TO DO - Find the lines holding the word "Epas" and collect them.

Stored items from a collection
┌────────

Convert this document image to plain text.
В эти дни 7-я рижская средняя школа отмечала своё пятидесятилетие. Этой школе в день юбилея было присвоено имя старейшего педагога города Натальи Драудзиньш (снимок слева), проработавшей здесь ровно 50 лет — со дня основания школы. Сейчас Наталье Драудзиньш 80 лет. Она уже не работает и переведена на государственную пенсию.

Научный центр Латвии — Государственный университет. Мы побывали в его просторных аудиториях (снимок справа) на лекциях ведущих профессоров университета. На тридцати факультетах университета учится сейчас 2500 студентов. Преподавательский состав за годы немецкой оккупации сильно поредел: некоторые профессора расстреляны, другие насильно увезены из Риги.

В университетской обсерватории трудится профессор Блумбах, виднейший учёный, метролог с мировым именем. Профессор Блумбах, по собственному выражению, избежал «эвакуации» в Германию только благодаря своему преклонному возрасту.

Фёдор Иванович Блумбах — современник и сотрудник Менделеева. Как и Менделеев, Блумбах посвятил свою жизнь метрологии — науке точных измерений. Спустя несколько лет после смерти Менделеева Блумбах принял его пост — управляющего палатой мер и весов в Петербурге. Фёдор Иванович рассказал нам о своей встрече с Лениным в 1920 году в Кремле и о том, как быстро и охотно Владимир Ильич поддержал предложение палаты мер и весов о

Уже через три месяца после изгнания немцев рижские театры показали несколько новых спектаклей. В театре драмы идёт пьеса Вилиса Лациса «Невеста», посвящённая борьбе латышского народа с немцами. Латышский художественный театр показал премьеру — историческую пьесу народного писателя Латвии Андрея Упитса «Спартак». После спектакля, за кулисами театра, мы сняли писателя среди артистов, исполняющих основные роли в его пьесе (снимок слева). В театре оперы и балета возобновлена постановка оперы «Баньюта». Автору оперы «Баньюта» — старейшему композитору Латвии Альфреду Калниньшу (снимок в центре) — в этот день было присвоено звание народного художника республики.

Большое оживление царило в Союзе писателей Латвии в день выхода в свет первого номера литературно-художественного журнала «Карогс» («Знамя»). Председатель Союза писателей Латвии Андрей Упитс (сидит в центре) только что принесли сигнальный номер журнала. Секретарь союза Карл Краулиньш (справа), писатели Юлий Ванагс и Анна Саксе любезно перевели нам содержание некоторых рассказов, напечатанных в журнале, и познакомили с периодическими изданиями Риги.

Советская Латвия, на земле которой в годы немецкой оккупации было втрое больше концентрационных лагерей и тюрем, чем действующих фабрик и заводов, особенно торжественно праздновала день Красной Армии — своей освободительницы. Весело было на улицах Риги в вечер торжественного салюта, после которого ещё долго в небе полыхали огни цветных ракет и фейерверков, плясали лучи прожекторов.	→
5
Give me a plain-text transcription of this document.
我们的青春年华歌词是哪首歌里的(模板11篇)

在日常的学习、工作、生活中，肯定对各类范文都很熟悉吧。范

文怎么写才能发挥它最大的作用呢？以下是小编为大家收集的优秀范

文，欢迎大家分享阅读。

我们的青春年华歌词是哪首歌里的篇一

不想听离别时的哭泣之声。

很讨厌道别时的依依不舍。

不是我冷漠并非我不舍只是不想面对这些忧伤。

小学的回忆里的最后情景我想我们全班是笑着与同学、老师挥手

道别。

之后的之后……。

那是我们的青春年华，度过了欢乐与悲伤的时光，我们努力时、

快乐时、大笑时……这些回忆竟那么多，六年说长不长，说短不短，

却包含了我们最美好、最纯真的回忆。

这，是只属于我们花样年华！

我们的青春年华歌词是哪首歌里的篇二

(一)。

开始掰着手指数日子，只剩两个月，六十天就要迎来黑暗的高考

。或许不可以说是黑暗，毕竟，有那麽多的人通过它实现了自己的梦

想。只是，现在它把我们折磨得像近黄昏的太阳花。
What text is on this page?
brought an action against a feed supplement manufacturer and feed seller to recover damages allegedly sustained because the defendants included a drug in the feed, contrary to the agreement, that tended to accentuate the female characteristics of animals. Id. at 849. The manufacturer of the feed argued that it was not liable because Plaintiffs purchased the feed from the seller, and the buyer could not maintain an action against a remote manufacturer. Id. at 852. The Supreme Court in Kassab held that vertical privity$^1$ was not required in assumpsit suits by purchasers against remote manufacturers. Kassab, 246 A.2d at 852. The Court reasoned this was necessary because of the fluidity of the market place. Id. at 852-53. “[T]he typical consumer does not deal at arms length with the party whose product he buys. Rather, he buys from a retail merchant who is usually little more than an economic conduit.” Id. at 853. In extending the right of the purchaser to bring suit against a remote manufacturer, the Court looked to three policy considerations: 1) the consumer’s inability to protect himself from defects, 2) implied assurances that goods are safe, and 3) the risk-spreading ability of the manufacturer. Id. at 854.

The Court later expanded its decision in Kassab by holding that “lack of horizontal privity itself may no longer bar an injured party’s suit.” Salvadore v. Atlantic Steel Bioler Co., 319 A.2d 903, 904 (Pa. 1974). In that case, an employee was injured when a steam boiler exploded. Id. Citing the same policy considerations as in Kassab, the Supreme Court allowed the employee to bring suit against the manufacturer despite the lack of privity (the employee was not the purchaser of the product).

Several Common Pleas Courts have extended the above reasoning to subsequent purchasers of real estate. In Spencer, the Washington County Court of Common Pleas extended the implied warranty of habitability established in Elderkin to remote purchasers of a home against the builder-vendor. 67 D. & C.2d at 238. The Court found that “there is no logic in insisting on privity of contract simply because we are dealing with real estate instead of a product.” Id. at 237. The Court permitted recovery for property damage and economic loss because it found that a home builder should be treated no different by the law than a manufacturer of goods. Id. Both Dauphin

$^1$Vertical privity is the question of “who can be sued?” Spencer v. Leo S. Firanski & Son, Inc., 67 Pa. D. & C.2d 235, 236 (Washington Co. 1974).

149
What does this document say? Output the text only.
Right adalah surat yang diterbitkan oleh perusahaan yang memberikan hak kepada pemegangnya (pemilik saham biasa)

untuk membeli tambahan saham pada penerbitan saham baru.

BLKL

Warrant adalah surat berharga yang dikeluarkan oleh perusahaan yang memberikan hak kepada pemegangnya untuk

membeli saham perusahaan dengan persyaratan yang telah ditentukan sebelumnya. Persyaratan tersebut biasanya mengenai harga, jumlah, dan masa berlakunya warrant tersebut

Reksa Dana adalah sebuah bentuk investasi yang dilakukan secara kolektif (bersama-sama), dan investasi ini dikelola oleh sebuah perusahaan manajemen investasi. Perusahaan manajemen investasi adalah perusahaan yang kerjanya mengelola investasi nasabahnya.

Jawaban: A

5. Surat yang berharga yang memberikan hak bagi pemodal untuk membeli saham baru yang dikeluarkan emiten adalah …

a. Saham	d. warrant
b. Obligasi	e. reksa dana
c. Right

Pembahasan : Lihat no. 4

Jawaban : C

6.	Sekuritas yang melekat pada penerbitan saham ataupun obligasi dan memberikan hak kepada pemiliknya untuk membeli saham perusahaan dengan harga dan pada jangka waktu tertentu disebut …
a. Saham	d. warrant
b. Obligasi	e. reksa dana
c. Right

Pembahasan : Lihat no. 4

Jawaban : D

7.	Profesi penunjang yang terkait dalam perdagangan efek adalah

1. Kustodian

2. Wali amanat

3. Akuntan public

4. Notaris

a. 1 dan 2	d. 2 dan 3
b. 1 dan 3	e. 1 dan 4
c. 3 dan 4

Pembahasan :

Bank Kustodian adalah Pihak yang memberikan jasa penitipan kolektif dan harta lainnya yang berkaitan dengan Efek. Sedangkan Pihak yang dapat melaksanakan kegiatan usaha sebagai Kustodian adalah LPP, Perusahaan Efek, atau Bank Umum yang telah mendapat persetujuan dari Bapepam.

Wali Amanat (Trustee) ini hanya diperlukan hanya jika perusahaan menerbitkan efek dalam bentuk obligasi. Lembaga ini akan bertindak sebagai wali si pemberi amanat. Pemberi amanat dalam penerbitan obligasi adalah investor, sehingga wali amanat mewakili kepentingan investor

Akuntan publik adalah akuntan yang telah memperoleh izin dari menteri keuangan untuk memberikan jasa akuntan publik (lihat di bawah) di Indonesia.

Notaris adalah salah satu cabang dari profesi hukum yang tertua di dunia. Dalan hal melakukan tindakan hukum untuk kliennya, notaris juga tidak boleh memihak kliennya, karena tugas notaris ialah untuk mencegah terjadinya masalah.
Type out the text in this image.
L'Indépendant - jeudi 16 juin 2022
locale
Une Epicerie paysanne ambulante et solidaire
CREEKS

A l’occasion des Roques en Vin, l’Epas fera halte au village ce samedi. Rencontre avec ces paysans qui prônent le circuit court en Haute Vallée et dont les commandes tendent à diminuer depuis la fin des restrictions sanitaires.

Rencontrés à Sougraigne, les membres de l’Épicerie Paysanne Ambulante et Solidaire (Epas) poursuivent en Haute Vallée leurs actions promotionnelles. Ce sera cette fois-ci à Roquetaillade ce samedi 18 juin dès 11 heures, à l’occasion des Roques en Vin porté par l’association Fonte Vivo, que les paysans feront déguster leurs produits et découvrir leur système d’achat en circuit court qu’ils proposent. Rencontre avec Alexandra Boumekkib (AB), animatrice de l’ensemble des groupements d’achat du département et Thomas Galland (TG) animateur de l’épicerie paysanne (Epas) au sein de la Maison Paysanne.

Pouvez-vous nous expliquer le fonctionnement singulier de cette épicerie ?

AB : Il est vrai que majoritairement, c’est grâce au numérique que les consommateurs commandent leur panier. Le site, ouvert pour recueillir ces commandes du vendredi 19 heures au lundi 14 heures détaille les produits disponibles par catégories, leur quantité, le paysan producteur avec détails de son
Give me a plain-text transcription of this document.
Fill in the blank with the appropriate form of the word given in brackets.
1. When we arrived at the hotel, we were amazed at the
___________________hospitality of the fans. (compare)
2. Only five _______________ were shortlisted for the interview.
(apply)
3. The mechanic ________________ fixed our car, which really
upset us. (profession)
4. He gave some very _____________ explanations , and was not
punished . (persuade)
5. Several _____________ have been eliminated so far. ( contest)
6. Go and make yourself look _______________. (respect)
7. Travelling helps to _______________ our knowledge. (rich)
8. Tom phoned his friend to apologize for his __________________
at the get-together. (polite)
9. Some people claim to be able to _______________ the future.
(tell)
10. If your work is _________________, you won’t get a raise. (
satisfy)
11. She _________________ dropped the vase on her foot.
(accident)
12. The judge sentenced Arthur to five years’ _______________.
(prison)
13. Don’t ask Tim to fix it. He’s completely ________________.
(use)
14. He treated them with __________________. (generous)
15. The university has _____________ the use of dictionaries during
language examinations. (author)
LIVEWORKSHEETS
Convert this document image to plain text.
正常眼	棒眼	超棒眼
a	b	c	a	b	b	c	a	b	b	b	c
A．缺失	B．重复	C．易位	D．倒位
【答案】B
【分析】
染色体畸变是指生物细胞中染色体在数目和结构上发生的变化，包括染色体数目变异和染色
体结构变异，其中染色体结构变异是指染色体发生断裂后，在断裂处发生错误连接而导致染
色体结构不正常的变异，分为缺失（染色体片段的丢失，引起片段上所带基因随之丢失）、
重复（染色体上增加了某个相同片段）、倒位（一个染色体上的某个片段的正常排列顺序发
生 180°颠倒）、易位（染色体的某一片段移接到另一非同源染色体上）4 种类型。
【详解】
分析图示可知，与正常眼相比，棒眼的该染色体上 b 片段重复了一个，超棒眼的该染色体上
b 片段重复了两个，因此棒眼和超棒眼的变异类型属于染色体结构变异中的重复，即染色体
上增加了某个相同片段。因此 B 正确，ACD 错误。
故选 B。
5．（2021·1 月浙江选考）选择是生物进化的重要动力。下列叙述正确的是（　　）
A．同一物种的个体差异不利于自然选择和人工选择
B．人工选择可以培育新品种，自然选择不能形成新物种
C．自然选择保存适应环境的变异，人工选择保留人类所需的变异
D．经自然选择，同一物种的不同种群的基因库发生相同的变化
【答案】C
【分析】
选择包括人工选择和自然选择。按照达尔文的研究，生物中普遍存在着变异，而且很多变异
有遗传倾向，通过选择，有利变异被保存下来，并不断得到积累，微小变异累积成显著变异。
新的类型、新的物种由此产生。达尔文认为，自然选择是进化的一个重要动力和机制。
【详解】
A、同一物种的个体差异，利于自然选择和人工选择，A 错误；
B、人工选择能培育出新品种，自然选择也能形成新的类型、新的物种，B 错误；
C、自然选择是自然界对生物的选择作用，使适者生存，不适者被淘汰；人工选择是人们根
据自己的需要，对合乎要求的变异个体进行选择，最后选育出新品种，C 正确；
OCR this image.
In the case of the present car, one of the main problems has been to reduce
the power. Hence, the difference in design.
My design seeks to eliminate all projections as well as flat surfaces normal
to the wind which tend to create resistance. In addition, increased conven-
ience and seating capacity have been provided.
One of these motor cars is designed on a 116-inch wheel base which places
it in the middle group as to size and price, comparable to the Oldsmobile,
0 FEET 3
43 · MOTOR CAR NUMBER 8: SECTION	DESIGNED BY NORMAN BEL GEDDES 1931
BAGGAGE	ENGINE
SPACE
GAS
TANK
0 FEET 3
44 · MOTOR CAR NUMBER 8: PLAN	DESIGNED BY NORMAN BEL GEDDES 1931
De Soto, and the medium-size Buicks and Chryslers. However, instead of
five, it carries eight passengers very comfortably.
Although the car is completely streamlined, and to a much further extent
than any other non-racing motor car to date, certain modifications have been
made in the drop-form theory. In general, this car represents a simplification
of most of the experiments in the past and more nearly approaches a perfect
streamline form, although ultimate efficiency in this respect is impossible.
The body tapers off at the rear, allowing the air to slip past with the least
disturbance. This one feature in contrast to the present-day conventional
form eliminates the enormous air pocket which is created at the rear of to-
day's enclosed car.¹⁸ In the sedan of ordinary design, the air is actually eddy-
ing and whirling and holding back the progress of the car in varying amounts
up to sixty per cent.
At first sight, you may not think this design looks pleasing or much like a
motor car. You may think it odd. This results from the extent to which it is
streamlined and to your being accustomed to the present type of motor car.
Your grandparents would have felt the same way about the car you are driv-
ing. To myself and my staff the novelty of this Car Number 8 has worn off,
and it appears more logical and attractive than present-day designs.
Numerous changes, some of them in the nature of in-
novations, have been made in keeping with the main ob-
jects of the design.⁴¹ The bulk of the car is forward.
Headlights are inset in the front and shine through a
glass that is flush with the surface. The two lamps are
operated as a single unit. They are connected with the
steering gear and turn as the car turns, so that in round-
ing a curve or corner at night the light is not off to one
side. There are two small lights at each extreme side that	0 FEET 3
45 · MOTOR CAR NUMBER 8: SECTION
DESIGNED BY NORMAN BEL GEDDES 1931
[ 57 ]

└────────

RESPONSE TO THIS EXERCISE -
A l’occasion des Roques en Vin, l’Epas fera halte au village ce samedi. Rencontre avec ces paysans qui prônent le circuit court en Haute Vallée et dont les commandes tendent à diminuer depuis la fin des restrictions sanitaires.
Rencontrés à Sougraigne, les membres de l’Épicerie Paysanne Ambulante et Solidaire (Epas) poursuivent en Haute Vallée leurs actions promotionnelles. Ce sera cette fois-ci à Roquetaillade ce samedi 18 juin dès 11 heures, à l’occasion des Roques en Vin porté par l’association Fonte Vivo, que les paysans feront déguster leurs produits et découvrir leur système d’achat en circuit court qu’ils proposent. Rencontre avec Alexandra Boumekkib (AB), animatrice de l’ensemble des groupements d’achat du département et Thomas Galland (TG) animateur de l’épicerie paysanne (Epas) au sein de la Maison Paysanne.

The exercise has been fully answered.